» Given data:
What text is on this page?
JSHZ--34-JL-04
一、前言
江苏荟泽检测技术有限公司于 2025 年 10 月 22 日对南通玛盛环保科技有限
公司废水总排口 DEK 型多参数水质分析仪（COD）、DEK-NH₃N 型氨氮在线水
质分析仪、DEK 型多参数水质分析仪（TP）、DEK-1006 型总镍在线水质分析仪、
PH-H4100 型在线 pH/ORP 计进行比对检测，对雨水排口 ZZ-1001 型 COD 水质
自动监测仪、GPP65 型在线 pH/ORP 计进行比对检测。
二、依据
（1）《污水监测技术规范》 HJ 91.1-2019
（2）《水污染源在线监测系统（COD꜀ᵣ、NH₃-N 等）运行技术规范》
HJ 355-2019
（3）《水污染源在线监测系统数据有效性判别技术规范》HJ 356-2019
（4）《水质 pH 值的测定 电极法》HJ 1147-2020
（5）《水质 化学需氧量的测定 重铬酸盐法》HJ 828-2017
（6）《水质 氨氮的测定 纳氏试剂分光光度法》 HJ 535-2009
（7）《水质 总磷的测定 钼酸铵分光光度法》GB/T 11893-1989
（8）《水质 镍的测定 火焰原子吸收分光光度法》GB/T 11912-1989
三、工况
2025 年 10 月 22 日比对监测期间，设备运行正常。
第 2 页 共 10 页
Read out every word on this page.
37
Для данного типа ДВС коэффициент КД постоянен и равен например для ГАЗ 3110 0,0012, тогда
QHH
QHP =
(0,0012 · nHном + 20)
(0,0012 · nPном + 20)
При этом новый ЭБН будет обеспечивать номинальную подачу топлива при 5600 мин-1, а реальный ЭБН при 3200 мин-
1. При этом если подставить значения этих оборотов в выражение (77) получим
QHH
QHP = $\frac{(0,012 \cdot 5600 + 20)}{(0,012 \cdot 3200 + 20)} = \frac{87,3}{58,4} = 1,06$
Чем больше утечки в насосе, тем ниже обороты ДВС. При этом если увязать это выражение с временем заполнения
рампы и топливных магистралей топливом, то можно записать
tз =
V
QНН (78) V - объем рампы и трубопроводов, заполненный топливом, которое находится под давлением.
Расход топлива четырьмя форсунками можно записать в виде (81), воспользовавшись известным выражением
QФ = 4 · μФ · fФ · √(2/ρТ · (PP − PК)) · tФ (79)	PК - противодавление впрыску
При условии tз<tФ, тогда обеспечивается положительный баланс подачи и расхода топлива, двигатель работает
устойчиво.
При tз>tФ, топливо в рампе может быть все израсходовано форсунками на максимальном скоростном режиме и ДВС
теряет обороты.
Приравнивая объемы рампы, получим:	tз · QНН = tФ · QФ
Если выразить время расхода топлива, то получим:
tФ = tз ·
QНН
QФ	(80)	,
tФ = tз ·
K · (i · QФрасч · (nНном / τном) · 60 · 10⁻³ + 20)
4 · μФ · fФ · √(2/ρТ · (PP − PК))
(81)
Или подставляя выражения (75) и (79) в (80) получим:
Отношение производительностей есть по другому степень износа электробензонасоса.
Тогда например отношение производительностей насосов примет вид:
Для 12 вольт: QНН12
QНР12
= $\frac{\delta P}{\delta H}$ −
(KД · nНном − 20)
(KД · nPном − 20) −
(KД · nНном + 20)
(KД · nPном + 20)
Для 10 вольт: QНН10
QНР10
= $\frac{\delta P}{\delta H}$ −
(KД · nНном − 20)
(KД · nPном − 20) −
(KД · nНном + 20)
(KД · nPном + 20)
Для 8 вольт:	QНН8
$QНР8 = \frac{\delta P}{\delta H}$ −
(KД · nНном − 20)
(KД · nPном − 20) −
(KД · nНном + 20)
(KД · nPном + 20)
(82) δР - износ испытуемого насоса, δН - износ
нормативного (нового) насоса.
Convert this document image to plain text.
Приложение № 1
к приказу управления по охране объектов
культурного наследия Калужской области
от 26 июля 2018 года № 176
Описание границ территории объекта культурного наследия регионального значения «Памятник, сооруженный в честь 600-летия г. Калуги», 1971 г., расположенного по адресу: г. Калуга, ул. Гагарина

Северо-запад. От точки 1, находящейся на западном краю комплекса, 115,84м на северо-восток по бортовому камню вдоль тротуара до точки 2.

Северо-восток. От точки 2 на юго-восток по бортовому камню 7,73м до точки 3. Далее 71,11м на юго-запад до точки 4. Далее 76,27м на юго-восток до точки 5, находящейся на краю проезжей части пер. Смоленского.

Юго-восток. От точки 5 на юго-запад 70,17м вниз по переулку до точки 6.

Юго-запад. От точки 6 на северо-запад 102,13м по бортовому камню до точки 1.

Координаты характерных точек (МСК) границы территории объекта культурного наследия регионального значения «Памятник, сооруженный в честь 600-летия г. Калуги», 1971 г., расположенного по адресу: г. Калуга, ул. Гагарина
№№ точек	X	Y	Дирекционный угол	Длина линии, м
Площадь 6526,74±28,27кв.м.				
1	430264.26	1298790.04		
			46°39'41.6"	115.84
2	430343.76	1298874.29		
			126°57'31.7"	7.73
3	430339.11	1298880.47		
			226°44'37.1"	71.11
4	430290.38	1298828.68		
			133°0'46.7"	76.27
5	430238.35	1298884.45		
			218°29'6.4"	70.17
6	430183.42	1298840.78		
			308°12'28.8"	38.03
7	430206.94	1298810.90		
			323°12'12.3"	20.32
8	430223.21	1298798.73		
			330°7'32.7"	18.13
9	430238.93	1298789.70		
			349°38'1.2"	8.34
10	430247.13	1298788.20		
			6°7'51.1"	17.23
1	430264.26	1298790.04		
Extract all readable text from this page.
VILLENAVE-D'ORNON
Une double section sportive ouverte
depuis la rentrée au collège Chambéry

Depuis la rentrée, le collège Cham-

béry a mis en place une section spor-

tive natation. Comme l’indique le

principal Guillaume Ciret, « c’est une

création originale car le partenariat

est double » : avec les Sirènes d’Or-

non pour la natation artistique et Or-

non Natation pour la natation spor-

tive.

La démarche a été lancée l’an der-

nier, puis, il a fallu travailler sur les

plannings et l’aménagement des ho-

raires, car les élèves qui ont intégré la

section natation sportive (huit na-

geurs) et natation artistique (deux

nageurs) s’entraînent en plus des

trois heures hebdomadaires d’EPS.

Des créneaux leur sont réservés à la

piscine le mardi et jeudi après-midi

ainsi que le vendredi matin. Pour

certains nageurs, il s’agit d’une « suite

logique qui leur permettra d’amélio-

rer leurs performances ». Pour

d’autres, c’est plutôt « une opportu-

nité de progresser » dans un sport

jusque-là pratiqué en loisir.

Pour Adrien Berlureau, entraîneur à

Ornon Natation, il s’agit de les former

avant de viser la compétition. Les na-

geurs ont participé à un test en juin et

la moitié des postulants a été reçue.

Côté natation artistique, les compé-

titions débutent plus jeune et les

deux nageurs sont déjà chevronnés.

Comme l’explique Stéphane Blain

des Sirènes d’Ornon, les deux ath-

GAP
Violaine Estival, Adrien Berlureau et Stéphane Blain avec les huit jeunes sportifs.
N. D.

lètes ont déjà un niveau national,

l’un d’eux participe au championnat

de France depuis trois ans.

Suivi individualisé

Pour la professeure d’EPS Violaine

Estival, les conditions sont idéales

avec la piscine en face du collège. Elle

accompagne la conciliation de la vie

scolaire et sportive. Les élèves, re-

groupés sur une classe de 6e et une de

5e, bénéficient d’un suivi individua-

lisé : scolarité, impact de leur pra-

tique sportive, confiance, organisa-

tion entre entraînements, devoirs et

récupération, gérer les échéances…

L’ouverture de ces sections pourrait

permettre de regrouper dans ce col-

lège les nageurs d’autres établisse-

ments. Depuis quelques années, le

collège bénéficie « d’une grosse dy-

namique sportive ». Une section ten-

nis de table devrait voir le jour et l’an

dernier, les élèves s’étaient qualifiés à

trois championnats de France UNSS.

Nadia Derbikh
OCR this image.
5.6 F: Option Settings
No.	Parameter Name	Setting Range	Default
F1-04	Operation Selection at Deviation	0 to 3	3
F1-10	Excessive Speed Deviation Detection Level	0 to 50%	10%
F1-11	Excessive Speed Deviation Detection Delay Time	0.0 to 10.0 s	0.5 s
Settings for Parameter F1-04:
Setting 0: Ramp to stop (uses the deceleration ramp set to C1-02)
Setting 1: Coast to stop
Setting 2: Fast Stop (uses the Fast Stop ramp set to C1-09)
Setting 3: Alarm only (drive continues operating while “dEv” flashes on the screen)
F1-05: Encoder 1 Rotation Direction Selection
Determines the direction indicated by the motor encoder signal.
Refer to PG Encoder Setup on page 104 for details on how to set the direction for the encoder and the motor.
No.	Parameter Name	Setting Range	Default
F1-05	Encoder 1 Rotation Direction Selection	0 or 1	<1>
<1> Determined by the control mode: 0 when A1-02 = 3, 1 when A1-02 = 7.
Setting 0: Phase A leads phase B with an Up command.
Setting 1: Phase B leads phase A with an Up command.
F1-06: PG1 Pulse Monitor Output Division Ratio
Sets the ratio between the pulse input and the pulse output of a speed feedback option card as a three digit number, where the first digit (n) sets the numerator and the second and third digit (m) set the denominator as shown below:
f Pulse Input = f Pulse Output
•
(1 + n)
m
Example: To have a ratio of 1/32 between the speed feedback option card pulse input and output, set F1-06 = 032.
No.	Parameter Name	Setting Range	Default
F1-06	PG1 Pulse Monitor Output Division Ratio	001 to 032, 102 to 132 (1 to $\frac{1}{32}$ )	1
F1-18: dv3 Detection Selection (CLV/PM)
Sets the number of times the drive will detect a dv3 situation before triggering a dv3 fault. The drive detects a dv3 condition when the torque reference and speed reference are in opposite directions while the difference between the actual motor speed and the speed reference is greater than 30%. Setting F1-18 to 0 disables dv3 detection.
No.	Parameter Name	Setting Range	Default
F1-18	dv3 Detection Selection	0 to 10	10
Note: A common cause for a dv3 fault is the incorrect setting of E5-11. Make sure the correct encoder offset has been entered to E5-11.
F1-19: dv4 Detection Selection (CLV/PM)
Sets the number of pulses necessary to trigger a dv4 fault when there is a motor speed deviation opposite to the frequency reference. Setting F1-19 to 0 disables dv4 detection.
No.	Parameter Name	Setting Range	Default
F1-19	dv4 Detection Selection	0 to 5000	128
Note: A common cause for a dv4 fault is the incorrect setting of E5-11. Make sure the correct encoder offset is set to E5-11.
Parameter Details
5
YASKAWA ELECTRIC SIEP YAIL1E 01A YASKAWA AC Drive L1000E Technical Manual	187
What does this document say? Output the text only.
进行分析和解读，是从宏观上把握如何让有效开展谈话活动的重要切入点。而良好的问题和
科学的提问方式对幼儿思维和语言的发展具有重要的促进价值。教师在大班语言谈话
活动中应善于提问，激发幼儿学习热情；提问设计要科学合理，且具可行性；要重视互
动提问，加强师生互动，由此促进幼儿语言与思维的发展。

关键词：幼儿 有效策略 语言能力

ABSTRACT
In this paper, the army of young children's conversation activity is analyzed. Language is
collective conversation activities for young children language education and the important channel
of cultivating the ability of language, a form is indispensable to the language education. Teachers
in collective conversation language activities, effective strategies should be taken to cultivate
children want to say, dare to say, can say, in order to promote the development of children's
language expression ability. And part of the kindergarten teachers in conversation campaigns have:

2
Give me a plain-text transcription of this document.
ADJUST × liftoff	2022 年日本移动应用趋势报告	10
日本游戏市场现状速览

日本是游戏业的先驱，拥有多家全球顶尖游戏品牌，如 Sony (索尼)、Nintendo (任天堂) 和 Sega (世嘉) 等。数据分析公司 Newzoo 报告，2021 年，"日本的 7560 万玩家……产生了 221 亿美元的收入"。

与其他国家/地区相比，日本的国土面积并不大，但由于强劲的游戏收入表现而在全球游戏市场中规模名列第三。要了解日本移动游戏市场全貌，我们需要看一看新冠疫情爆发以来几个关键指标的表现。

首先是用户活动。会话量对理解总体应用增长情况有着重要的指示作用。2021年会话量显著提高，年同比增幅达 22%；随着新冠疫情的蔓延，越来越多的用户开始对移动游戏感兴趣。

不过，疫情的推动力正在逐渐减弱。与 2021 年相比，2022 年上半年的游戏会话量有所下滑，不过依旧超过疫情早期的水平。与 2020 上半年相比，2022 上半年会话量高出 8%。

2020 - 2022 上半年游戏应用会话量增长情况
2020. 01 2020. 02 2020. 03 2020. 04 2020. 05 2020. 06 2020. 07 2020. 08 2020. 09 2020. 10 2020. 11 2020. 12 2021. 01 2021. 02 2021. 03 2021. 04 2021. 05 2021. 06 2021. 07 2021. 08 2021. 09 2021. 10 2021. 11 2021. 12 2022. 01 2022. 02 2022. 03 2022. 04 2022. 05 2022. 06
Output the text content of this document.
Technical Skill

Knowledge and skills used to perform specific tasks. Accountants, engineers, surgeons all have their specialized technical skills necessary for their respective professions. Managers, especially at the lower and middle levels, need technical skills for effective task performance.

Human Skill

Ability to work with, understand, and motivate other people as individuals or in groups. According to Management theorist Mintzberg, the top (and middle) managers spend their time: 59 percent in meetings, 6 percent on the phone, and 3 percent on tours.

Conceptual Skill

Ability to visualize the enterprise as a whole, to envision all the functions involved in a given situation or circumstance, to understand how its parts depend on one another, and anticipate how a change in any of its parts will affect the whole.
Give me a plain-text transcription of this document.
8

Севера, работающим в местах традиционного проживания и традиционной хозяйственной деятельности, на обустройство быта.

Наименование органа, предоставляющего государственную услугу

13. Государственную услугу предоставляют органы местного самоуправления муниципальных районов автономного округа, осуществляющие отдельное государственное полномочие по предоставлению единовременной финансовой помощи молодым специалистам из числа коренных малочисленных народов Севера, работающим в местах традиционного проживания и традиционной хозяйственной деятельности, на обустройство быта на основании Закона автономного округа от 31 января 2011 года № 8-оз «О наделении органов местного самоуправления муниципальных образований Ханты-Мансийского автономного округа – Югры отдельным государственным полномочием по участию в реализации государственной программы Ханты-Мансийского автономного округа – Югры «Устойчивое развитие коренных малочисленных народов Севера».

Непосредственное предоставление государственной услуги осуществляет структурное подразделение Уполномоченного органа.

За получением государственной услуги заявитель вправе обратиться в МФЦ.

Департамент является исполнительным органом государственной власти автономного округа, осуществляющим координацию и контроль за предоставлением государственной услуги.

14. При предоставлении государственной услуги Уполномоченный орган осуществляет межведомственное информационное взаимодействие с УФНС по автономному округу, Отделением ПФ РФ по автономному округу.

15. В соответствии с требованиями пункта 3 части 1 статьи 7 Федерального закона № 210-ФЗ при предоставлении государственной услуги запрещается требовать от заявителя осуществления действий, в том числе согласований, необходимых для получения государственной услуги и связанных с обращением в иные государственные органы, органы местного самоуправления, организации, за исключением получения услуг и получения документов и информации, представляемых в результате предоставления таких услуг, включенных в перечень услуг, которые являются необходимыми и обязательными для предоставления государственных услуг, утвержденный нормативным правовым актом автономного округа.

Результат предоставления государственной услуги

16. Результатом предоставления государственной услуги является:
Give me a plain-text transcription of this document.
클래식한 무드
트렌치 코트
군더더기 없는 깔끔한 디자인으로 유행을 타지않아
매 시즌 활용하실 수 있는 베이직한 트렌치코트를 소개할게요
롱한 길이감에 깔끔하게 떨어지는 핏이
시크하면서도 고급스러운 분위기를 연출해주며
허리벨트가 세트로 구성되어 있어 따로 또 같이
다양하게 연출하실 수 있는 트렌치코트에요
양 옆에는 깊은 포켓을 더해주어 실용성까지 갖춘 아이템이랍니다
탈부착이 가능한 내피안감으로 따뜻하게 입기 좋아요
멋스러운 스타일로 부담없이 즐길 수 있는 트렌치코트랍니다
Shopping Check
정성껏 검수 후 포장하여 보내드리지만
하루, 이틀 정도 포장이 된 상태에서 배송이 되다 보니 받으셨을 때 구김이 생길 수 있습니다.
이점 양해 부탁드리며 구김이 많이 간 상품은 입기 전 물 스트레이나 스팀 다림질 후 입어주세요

» Problem to solve: Say how many lines contain the string "государственной", giving nothing but the count.

» Result of the exercise: 8